[Start of Data excerpts]

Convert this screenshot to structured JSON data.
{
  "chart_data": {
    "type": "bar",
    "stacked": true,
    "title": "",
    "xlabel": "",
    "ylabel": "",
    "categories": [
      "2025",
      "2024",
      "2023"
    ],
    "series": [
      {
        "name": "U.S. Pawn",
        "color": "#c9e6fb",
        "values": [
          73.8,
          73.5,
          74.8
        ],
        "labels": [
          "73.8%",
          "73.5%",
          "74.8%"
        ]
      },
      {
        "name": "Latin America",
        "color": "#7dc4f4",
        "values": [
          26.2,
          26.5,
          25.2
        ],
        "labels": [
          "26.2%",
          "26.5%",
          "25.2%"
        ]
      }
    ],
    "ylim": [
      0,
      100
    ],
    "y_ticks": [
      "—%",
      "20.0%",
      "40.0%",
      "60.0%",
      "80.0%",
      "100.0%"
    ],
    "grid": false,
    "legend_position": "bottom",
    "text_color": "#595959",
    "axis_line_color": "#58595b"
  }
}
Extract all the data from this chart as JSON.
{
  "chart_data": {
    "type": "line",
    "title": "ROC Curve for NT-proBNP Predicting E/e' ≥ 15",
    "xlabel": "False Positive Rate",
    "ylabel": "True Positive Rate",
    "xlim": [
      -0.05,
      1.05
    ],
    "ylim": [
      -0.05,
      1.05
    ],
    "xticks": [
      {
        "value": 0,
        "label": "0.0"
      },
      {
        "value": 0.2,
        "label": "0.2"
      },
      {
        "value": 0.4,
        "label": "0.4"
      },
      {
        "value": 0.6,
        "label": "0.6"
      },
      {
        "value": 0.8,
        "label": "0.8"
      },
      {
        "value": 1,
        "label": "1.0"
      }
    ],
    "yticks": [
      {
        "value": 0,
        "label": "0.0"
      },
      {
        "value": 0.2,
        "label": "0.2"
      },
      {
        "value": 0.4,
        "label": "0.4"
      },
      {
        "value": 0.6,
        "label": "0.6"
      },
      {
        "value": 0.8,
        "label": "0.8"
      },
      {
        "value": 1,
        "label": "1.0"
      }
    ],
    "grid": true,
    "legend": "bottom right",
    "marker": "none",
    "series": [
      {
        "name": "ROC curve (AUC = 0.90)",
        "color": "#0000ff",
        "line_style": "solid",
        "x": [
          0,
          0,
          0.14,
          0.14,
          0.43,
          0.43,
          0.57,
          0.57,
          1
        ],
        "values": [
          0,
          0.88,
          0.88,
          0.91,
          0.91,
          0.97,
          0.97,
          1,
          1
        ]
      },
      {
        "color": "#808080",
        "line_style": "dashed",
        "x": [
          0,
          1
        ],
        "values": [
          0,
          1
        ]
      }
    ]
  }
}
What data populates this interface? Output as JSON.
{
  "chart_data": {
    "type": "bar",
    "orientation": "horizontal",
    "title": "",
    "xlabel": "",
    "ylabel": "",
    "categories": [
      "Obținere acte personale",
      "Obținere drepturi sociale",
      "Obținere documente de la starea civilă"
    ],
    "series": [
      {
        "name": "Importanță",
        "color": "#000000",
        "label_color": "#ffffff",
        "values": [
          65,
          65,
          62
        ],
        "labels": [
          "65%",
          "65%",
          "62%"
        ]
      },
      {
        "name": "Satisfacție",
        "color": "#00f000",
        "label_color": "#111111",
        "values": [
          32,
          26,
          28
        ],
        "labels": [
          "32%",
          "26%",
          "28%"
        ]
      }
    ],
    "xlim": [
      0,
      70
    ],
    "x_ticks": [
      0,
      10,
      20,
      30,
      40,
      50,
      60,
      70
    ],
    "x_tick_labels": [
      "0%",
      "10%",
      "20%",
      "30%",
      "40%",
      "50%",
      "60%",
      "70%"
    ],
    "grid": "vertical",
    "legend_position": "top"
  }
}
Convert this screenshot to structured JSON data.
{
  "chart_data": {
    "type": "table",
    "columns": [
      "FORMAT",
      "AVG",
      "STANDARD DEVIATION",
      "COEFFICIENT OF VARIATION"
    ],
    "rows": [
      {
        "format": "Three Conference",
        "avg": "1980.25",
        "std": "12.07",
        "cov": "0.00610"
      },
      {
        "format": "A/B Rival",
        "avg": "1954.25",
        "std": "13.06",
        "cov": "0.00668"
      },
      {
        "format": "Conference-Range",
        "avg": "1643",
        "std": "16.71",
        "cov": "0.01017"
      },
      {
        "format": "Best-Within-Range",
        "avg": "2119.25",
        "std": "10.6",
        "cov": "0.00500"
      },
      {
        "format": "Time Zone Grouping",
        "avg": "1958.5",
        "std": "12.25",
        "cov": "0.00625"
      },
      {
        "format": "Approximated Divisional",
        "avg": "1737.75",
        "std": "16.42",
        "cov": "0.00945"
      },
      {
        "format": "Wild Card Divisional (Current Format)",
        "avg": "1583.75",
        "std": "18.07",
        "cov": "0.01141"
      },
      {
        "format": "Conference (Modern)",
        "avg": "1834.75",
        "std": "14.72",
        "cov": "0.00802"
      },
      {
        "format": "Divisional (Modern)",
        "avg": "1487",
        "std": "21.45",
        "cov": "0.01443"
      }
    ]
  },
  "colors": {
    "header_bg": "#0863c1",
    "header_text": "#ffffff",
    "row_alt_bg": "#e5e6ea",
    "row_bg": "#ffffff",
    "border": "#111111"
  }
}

[End of Data excerpts]

Required work: Go through the records and pull out each line that includes the word "Conference".

Solution for this exercise:
        "format": "Three Conference",
        "format": "Conference-Range",
        "format": "Conference (Modern)",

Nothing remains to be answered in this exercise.